Exercise materials:
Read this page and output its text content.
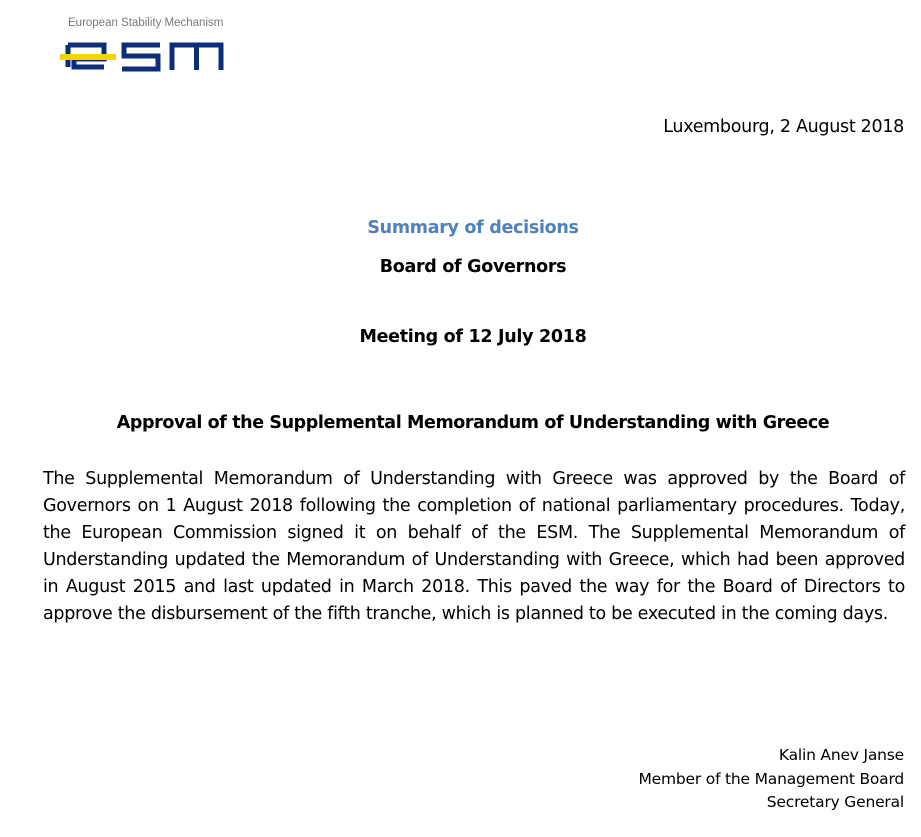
European Stability Mechanism
Luxembourg, 2 August 2018
Summary of decisions
Board of Governors
Meeting of 12 July 2018
Approval of the Supplemental Memorandum of Understanding with Greece

The Supplemental Memorandum of Understanding with Greece was approved by the Board of Governors on 1 August 2018 following the completion of national parliamentary procedures. Today, the European Commission signed it on behalf of the ESM. The Supplemental Memorandum of Understanding updated the Memorandum of Understanding with Greece, which had been approved in August 2015 and last updated in March 2018. This paved the way for the Board of Directors to approve the disbursement of the fifth tranche, which is planned to be executed in the coming days.

Kalin Anev Janse
Member of the Management Board
Secretary General
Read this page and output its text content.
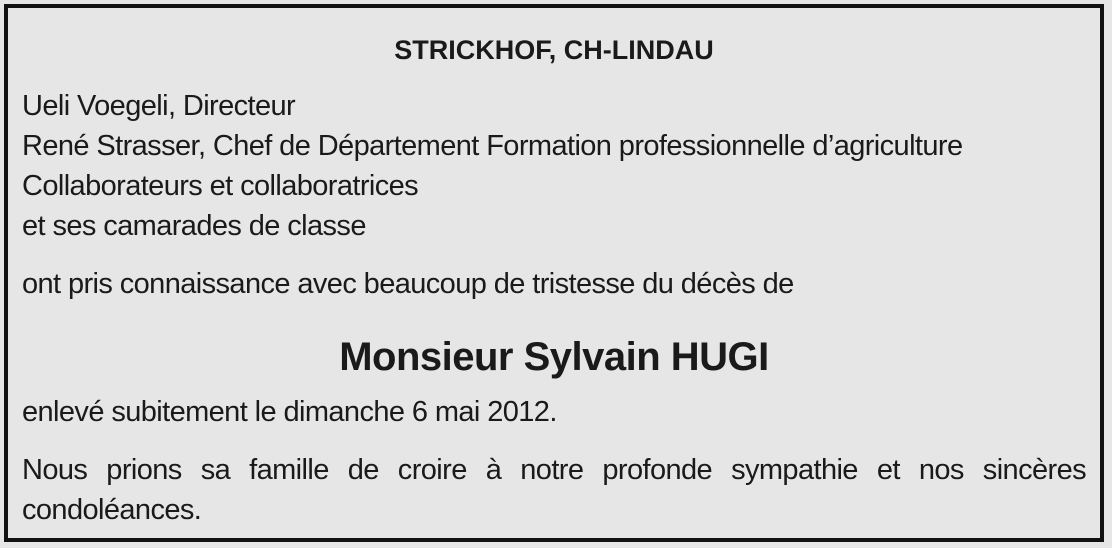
STRICKHOF, CH-LINDAU
Ueli Voegeli, Directeur
René Strasser, Chef de Département Formation professionnelle d’agriculture
Collaborateurs et collaboratrices
et ses camarades de classe
ont pris connaissance avec beaucoup de tristesse du décès de
Monsieur Sylvain HUGI
enlevé subitement le dimanche 6 mai 2012.
Nous prions sa famille de croire à notre profonde sympathie et nos sincères condoléances.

Objective: Write the full listing out again with every line unchanged, but include no pictures.

Expected answer:
Read this page and output its text content.
European Stability Mechanism
Luxembourg, 2 August 2018
Summary of decisions
Board of Governors
Meeting of 12 July 2018
Approval of the Supplemental Memorandum of Understanding with Greece

The Supplemental Memorandum of Understanding with Greece was approved by the Board of Governors on 1 August 2018 following the completion of national parliamentary procedures. Today, the European Commission signed it on behalf of the ESM. The Supplemental Memorandum of Understanding updated the Memorandum of Understanding with Greece, which had been approved in August 2015 and last updated in March 2018. This paved the way for the Board of Directors to approve the disbursement of the fifth tranche, which is planned to be executed in the coming days.

Kalin Anev Janse
Member of the Management Board
Secretary General
Read this page and output its text content.
STRICKHOF, CH-LINDAU
Ueli Voegeli, Directeur
René Strasser, Chef de Département Formation professionnelle d’agriculture
Collaborateurs et collaboratrices
et ses camarades de classe
ont pris connaissance avec beaucoup de tristesse du décès de
Monsieur Sylvain HUGI
enlevé subitement le dimanche 6 mai 2012.
Nous prions sa famille de croire à notre profonde sympathie et nos sincères condoléances.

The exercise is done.